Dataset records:
=-=-=
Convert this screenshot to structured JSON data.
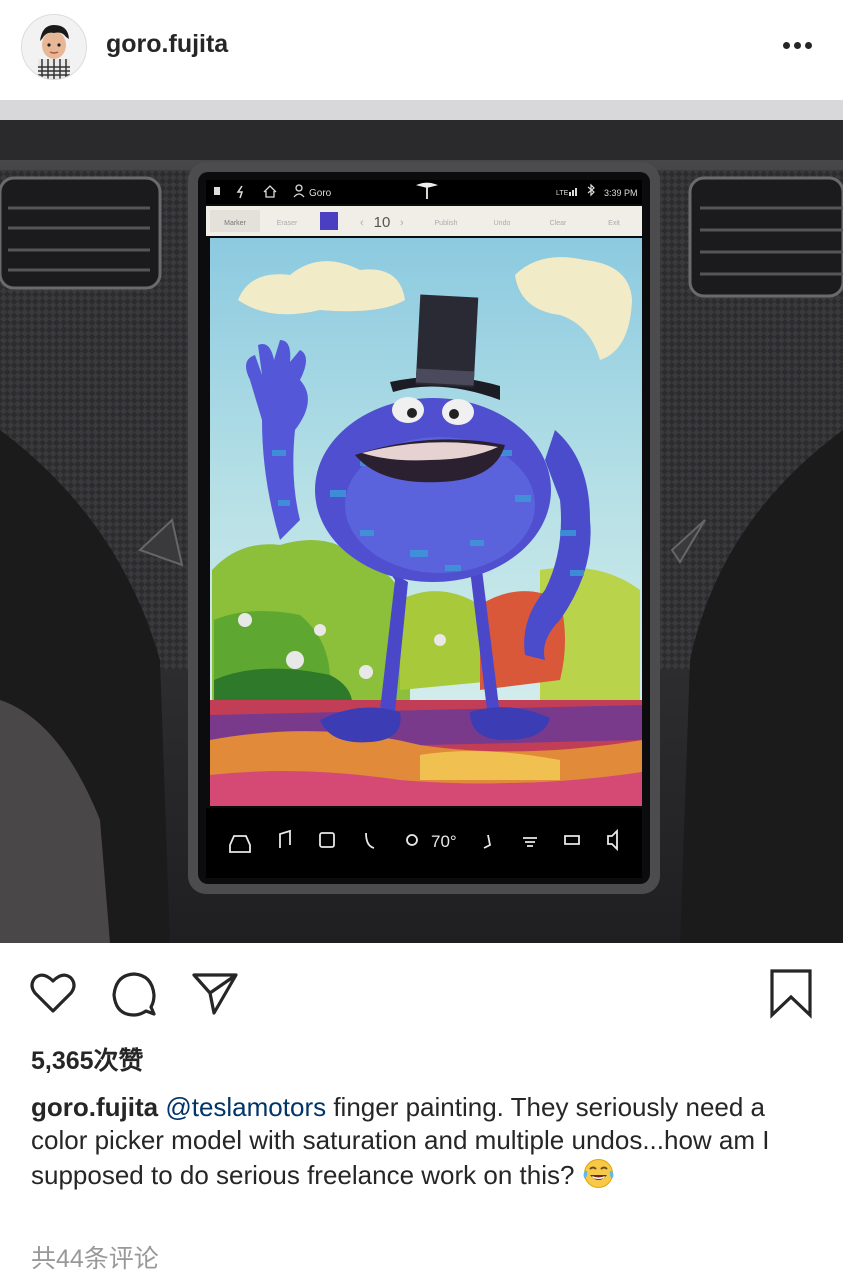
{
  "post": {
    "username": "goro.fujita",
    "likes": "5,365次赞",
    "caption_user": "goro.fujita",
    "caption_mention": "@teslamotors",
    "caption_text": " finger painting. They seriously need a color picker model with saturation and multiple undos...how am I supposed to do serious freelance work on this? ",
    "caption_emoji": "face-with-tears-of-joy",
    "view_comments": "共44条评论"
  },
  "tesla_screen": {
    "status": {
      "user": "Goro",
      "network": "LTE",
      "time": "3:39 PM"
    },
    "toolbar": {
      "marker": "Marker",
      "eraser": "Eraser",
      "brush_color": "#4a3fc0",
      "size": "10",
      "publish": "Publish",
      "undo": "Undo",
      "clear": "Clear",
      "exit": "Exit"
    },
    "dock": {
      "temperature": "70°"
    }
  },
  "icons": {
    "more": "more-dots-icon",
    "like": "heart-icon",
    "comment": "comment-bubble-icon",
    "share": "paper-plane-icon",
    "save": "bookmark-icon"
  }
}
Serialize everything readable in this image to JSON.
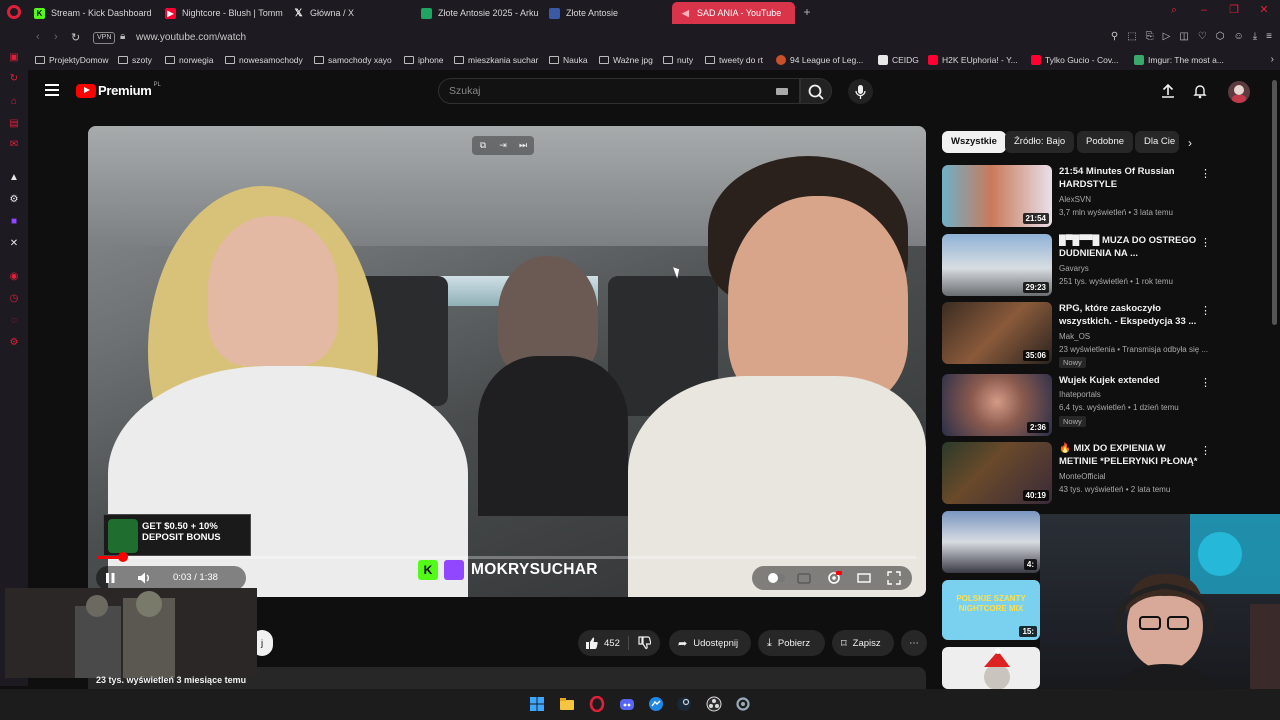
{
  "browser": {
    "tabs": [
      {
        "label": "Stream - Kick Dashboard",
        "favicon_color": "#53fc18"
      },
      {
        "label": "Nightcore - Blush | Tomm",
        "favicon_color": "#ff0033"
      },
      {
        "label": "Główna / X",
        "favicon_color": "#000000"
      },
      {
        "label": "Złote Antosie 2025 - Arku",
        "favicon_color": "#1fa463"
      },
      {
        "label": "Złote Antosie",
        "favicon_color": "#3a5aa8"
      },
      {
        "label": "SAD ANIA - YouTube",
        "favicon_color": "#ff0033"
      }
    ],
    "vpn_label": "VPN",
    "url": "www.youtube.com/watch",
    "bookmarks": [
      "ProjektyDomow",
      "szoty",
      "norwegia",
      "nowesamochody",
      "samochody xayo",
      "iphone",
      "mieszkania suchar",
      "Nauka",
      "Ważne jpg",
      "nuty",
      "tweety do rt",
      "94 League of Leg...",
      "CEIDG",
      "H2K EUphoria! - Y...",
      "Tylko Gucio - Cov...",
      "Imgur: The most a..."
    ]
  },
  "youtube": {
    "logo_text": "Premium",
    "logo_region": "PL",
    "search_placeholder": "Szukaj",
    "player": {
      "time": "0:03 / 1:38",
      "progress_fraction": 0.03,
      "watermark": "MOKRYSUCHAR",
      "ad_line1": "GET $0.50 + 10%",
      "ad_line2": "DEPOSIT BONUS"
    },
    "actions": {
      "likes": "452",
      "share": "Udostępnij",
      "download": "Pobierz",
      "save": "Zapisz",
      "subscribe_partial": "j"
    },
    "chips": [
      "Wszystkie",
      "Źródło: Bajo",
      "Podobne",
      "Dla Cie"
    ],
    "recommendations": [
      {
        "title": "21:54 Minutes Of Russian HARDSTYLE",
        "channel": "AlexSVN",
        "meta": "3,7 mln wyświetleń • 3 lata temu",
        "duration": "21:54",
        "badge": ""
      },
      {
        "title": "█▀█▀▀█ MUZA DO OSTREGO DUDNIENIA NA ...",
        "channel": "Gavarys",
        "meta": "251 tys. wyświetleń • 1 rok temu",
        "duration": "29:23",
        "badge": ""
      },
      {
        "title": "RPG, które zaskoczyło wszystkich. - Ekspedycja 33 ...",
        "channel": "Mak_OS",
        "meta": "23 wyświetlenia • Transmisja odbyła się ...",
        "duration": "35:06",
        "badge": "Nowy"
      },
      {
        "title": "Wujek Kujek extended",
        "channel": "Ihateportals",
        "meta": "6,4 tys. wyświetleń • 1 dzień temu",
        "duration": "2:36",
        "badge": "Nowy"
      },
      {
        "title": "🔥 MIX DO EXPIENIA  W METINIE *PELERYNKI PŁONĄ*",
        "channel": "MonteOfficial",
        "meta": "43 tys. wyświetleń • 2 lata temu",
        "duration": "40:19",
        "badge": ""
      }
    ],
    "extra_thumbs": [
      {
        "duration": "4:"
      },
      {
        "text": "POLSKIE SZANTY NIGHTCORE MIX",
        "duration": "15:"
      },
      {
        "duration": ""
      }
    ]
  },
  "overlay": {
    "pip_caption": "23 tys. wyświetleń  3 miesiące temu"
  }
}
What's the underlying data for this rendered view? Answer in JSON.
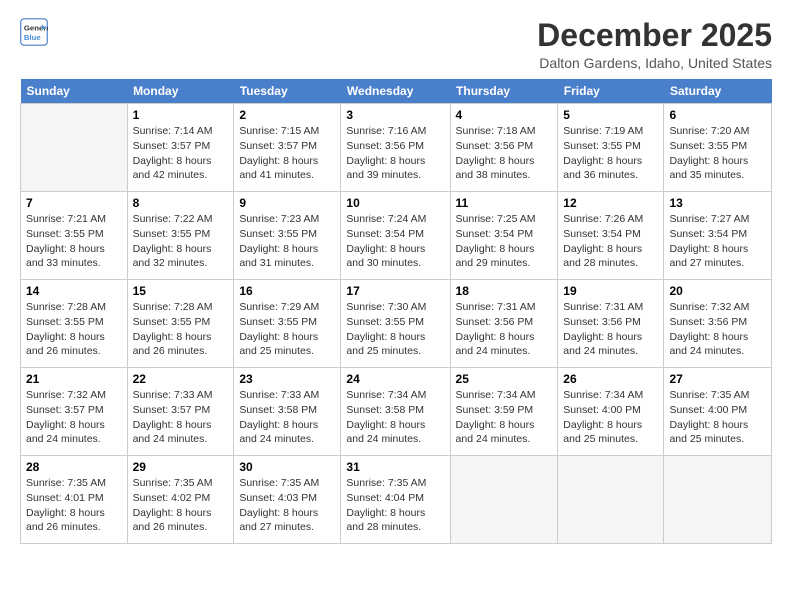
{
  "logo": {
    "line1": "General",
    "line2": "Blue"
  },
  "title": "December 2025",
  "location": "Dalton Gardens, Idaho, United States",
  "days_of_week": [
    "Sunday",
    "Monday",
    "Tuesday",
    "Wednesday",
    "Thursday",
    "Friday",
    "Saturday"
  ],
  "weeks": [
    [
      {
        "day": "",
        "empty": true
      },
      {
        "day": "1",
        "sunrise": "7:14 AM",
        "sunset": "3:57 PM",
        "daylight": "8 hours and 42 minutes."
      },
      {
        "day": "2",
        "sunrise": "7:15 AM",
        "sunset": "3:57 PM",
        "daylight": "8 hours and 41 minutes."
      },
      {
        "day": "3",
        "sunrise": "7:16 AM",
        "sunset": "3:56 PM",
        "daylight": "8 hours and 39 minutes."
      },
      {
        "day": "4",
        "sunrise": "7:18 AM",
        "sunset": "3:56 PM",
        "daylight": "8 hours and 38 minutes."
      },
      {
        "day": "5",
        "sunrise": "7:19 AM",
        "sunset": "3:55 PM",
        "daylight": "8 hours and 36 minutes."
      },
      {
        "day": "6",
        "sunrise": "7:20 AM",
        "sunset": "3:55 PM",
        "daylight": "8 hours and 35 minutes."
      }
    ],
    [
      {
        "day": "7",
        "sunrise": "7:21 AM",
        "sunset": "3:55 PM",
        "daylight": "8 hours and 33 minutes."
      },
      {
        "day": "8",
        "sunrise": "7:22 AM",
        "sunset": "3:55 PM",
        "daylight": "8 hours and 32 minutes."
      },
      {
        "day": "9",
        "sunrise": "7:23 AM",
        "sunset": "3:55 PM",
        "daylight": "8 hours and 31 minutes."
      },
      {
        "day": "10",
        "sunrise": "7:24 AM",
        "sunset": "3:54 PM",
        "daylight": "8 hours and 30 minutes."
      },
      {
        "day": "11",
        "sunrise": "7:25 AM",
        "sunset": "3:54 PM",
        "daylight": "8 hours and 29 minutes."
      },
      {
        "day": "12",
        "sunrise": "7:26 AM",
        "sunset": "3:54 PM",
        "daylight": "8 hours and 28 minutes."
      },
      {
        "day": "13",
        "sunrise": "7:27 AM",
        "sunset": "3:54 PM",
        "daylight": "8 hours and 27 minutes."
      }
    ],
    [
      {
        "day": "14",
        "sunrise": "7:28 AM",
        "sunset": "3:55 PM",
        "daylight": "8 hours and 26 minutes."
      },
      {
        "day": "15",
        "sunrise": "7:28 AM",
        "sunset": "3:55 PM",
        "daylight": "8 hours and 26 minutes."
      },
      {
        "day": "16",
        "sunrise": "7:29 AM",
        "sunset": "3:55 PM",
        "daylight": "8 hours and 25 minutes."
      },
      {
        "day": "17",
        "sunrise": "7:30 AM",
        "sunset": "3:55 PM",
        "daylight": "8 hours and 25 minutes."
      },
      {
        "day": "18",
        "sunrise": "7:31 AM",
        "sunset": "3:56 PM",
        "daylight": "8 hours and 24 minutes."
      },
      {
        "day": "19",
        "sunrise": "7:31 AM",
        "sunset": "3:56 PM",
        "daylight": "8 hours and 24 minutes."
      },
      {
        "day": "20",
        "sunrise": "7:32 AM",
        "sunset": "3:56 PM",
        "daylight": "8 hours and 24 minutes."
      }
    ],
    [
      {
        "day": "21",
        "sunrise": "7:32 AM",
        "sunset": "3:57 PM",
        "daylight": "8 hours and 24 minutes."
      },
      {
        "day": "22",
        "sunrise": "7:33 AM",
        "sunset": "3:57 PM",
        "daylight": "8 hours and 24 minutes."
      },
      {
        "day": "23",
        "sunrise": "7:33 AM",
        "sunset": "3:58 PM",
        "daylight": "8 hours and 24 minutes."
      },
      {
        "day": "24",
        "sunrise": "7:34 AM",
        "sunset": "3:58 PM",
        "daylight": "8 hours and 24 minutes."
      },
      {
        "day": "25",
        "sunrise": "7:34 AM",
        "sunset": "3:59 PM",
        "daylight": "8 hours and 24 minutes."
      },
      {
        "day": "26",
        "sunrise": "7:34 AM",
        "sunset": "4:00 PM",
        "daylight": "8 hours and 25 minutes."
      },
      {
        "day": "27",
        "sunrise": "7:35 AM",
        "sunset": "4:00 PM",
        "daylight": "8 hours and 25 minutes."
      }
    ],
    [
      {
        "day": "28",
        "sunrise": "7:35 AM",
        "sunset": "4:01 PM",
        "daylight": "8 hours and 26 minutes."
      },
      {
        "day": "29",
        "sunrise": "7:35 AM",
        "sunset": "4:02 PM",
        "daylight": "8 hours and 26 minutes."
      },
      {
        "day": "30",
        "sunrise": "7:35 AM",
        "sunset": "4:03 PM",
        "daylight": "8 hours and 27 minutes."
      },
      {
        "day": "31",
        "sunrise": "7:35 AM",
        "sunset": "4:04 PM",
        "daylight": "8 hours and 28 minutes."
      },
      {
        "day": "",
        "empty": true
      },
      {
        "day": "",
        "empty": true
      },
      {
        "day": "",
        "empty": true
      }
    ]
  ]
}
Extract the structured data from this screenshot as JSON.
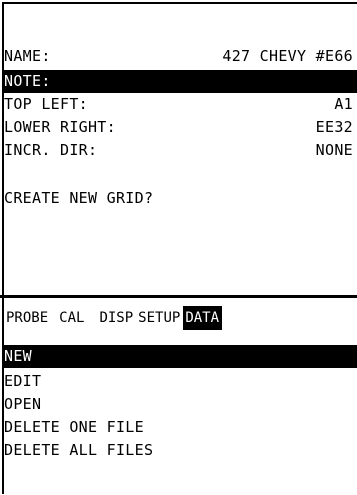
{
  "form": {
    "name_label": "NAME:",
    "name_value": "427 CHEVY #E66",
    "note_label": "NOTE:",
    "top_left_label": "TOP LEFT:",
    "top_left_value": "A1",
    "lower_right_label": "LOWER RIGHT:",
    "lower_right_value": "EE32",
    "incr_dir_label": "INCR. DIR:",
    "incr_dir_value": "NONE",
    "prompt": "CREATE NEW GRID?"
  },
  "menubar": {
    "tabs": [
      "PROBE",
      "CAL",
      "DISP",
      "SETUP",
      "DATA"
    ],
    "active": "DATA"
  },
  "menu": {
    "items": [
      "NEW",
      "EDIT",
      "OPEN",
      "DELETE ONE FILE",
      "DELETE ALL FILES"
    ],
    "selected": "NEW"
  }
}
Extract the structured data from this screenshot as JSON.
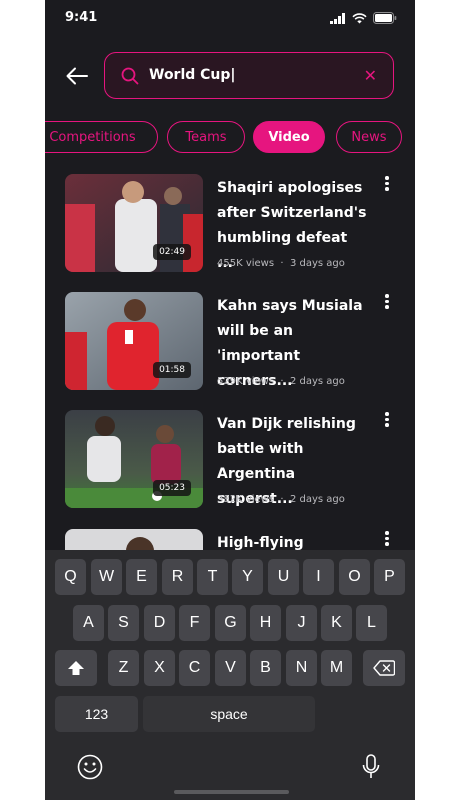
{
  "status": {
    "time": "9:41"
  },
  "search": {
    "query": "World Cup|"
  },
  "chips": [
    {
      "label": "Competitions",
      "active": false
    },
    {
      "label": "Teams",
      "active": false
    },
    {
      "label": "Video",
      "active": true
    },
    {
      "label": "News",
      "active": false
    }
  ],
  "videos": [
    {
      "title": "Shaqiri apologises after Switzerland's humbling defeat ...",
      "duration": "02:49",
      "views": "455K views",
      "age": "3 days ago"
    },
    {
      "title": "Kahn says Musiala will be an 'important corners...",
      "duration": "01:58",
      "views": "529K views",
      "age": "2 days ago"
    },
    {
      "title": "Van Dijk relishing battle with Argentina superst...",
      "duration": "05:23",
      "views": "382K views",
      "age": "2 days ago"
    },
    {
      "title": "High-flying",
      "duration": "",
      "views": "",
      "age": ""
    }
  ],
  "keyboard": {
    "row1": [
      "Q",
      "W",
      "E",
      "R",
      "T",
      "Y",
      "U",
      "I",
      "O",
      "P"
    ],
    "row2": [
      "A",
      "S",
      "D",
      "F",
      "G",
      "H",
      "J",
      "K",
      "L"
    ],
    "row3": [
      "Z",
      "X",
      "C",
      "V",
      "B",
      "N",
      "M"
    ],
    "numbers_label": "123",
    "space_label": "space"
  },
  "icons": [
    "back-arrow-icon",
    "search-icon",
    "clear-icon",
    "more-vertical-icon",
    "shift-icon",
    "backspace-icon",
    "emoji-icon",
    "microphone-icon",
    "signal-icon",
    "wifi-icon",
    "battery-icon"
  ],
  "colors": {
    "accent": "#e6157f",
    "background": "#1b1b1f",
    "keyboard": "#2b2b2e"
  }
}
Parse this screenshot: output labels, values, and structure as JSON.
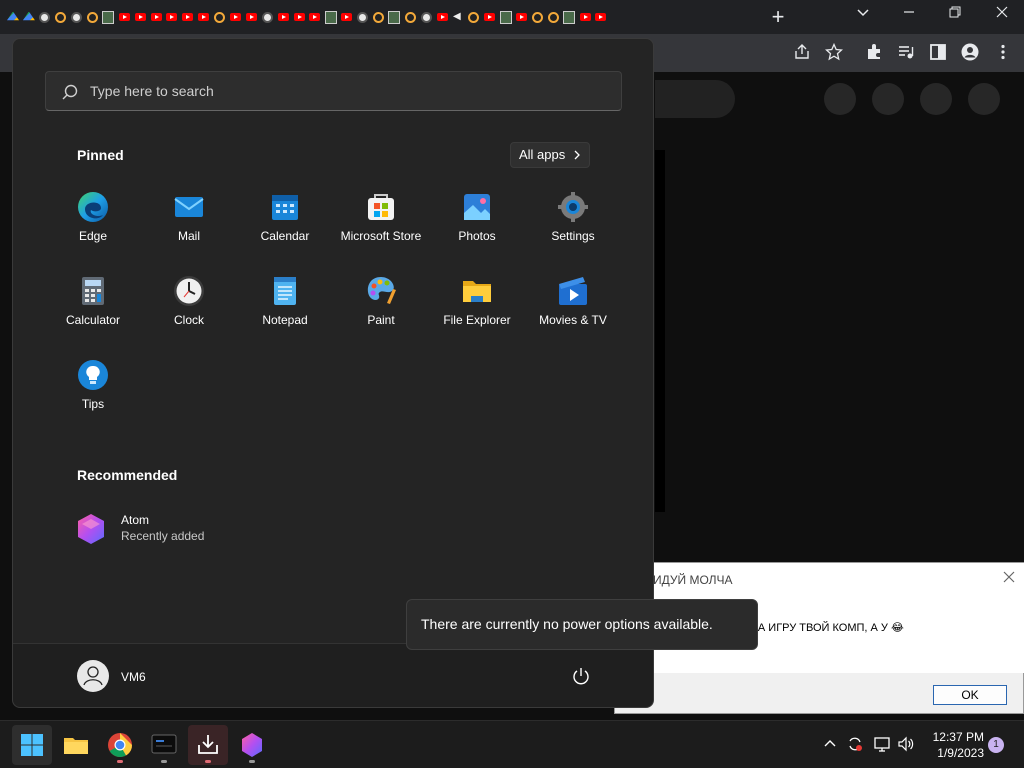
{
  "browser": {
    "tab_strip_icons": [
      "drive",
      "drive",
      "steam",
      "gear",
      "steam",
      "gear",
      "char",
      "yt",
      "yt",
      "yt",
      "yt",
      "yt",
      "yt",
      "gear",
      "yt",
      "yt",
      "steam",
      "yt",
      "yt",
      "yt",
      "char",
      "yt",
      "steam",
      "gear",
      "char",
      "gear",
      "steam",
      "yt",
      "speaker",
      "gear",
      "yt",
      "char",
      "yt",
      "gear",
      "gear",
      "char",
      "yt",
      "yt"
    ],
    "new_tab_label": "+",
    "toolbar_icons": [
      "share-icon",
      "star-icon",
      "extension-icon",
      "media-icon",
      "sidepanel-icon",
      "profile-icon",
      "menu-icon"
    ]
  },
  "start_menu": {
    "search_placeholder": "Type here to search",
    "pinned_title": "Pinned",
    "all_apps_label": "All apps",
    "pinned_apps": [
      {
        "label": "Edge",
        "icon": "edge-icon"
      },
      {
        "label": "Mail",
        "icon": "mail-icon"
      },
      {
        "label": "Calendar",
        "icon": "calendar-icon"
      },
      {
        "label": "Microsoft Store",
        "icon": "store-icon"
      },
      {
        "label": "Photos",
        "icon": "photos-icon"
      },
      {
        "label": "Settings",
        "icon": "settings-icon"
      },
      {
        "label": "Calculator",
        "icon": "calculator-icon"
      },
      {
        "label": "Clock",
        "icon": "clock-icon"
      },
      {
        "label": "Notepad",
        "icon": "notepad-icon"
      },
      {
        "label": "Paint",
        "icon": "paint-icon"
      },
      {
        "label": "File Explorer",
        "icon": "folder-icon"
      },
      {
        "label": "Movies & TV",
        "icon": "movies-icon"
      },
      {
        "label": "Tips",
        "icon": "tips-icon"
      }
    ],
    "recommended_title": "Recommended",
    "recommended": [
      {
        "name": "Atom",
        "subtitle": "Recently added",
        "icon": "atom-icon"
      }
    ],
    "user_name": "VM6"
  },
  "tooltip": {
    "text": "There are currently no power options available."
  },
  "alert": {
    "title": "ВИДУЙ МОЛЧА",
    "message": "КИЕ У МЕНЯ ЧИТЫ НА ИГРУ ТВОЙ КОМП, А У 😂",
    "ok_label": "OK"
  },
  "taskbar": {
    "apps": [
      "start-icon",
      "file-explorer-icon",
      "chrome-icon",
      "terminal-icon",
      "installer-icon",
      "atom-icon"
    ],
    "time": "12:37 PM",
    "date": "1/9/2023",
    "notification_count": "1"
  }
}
=-=-=
> **The task**
Show the lines of the records that contain the word "views".

> **The completed task**
      "views": "455K views",
      "views": "529K views",
      "views": "382K views",
      "views": "",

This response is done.